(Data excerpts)
━━━━━━━━
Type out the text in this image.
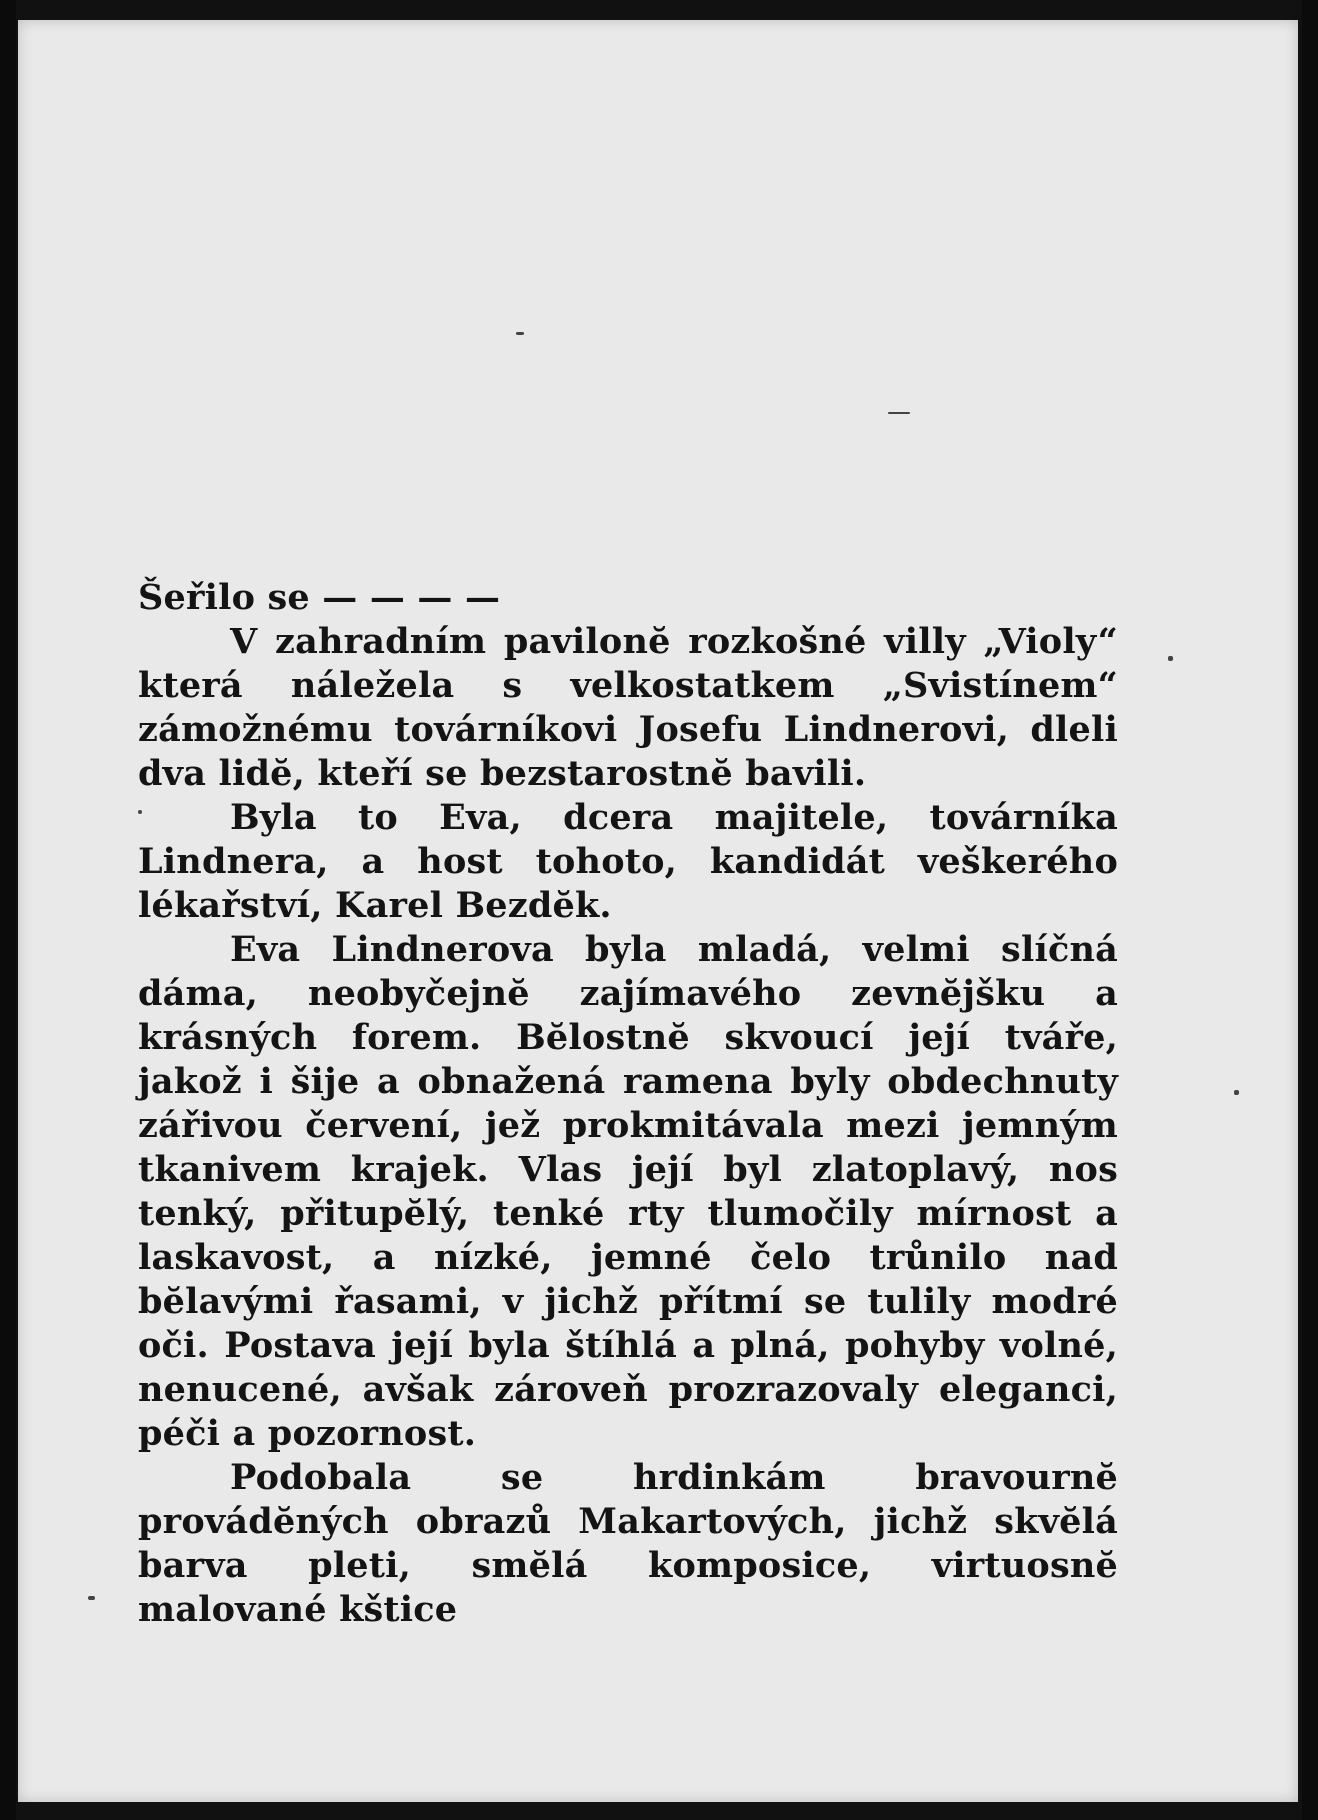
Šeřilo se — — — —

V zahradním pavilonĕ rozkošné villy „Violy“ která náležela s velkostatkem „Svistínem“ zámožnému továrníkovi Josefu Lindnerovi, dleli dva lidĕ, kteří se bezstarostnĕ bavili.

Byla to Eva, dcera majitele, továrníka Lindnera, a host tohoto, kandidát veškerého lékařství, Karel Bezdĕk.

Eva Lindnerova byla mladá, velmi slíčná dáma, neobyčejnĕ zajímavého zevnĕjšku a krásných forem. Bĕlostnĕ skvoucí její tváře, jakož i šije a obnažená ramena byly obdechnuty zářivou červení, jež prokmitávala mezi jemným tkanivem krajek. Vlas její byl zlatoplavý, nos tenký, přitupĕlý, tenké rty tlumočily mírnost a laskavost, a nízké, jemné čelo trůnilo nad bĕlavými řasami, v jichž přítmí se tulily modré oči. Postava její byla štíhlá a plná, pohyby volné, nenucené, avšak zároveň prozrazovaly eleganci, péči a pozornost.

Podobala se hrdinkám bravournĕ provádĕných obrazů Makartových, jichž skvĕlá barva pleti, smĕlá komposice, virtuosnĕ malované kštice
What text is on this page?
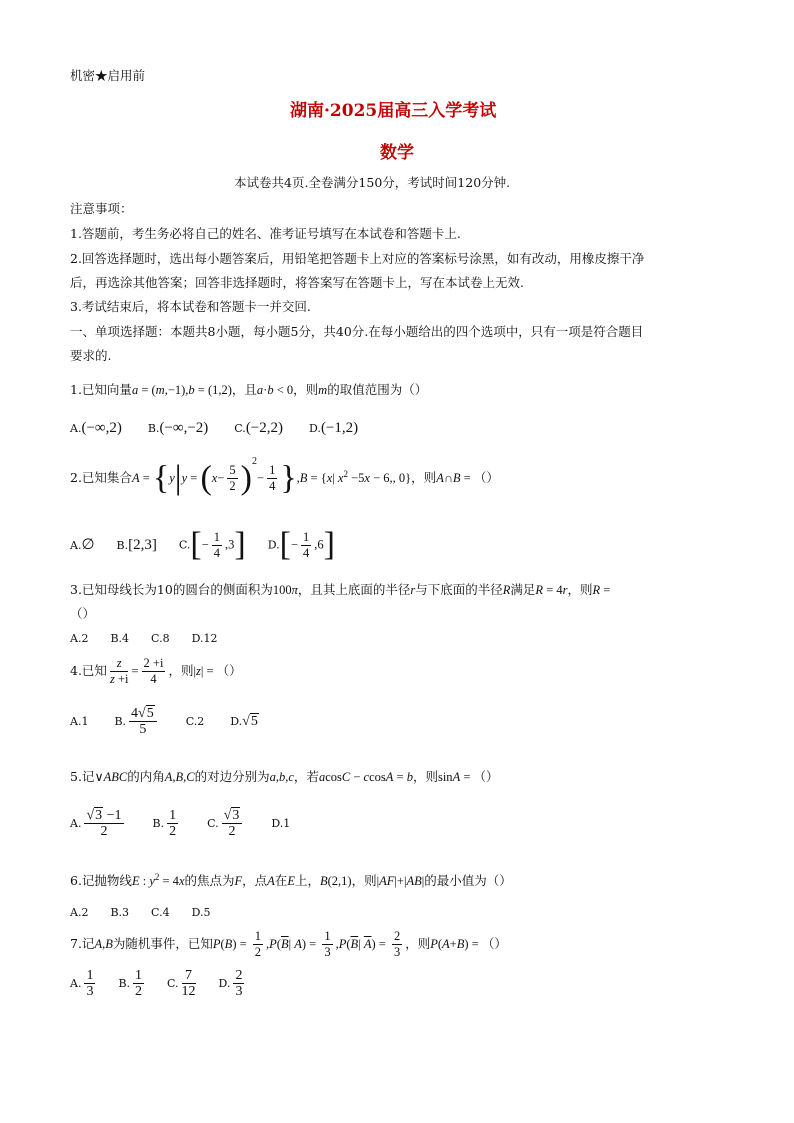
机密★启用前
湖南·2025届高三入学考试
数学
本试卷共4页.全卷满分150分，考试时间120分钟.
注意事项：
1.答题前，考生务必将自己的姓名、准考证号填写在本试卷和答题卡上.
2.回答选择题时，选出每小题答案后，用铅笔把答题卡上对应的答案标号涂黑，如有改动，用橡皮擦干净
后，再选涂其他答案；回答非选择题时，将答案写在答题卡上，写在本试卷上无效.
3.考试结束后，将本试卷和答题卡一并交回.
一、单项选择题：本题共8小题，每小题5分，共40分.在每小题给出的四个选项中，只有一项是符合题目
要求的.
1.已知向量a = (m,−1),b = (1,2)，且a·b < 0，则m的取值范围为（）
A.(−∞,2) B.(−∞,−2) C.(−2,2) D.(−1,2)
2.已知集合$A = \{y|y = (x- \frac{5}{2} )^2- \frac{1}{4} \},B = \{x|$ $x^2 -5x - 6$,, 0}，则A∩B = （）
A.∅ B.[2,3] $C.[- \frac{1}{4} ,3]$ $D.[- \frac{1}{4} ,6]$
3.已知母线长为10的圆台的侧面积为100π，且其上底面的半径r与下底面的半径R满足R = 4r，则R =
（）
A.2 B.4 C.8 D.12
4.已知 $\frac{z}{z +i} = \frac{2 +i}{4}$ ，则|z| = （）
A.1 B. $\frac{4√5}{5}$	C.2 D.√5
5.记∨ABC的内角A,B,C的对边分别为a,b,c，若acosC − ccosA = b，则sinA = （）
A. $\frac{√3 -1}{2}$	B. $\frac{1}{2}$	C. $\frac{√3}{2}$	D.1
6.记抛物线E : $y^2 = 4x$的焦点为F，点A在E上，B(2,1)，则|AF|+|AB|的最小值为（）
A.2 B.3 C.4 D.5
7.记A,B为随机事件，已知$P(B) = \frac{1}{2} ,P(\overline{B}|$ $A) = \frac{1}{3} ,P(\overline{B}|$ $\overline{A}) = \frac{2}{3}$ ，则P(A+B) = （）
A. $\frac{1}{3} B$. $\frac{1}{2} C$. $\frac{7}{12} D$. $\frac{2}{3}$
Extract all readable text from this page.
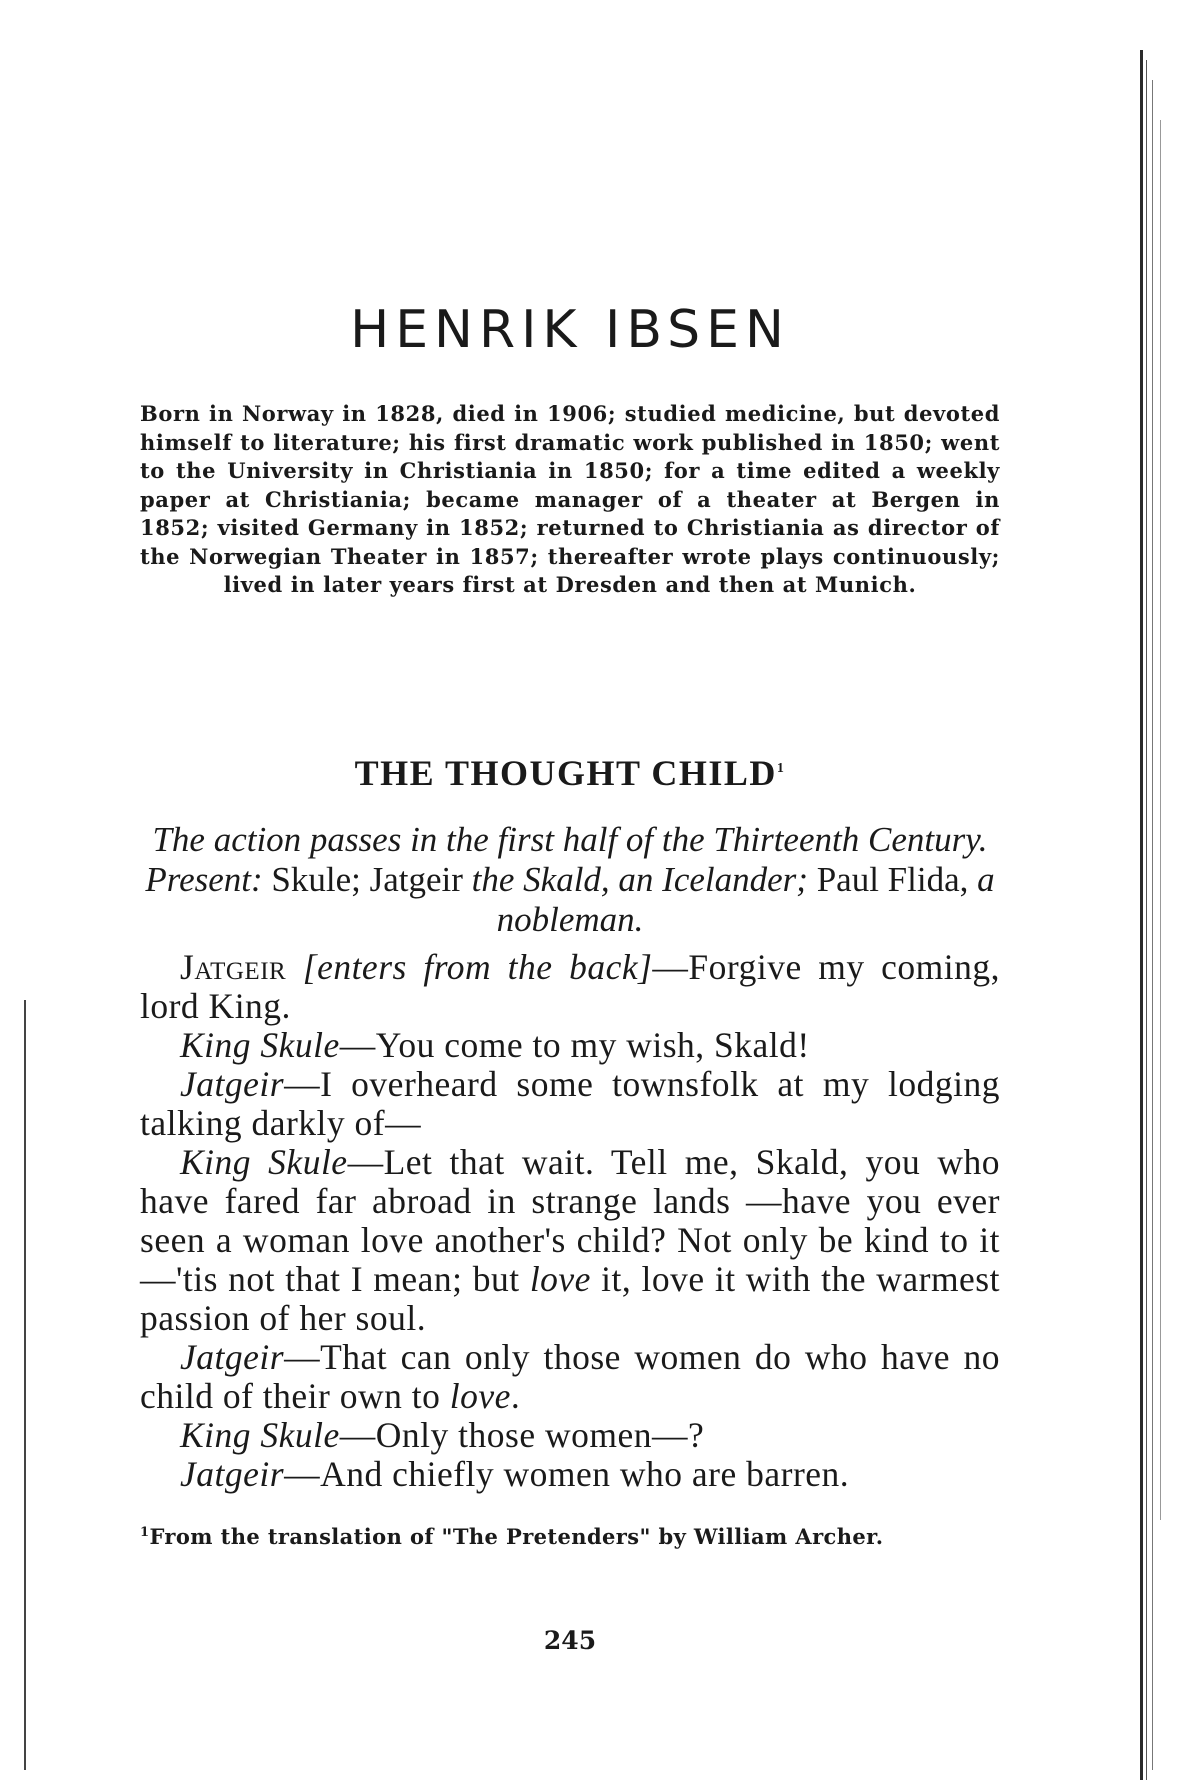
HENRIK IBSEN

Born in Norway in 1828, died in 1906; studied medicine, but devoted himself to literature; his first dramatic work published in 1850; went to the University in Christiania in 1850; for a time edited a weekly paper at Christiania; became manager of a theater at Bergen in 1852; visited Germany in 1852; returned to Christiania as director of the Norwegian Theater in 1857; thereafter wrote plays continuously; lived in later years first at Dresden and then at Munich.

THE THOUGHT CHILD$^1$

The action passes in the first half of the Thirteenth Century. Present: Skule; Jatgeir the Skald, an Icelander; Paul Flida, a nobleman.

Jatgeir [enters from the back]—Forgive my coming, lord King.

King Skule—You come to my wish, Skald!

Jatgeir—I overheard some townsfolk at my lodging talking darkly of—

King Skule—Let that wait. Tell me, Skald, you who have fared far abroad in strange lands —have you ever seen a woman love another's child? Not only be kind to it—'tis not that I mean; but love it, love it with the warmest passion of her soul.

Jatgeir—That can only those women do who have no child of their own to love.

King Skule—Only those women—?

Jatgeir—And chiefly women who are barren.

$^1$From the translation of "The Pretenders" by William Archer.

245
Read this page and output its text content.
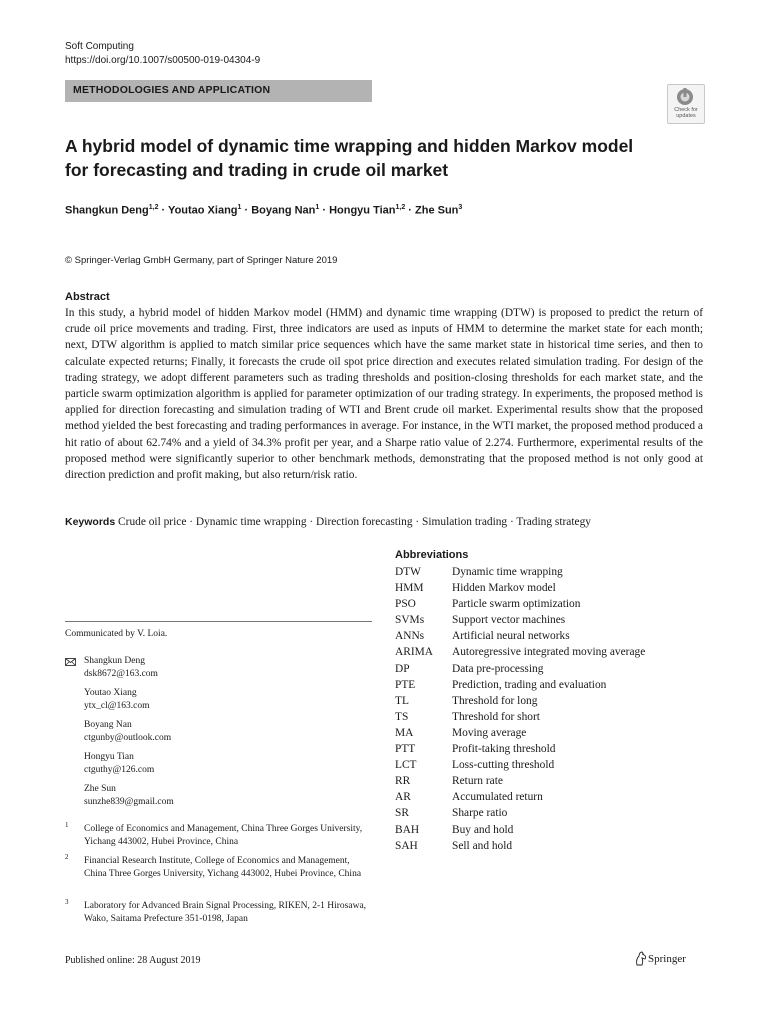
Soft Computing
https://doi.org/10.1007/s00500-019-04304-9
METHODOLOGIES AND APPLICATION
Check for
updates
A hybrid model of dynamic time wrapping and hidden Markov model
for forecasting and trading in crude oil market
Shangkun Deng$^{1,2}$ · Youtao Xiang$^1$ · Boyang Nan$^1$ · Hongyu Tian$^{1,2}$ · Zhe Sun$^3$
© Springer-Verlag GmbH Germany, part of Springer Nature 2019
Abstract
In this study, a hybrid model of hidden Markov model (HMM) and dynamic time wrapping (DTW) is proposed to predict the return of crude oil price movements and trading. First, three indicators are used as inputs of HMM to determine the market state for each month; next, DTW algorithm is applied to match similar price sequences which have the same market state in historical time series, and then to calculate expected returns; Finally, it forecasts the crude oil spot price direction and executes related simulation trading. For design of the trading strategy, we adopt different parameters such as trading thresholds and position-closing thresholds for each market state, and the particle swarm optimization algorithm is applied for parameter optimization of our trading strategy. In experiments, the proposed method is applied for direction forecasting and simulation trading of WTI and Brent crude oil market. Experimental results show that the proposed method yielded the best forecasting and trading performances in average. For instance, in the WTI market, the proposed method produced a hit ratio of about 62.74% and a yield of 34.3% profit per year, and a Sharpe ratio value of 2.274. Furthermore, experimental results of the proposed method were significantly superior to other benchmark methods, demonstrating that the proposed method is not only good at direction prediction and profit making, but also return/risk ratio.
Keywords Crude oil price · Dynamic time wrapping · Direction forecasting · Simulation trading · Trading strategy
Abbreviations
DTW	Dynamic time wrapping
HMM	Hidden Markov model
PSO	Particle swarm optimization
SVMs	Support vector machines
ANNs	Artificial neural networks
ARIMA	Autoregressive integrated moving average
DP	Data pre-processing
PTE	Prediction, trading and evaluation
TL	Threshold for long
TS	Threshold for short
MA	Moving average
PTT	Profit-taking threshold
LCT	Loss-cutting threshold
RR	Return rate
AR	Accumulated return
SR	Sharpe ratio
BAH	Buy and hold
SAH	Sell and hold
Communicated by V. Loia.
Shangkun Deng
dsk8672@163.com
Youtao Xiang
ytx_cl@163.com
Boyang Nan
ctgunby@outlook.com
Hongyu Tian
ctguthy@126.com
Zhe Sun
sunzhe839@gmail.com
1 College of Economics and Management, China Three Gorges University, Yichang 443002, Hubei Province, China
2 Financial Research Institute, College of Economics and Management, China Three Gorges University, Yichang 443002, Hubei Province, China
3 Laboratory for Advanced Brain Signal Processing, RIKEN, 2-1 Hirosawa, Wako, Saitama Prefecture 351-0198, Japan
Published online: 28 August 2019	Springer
━━━━━━━━
■ Stated task
Among the lines above, count those containing the word "Boyang" and give nothing but the result.

■ Correct output
2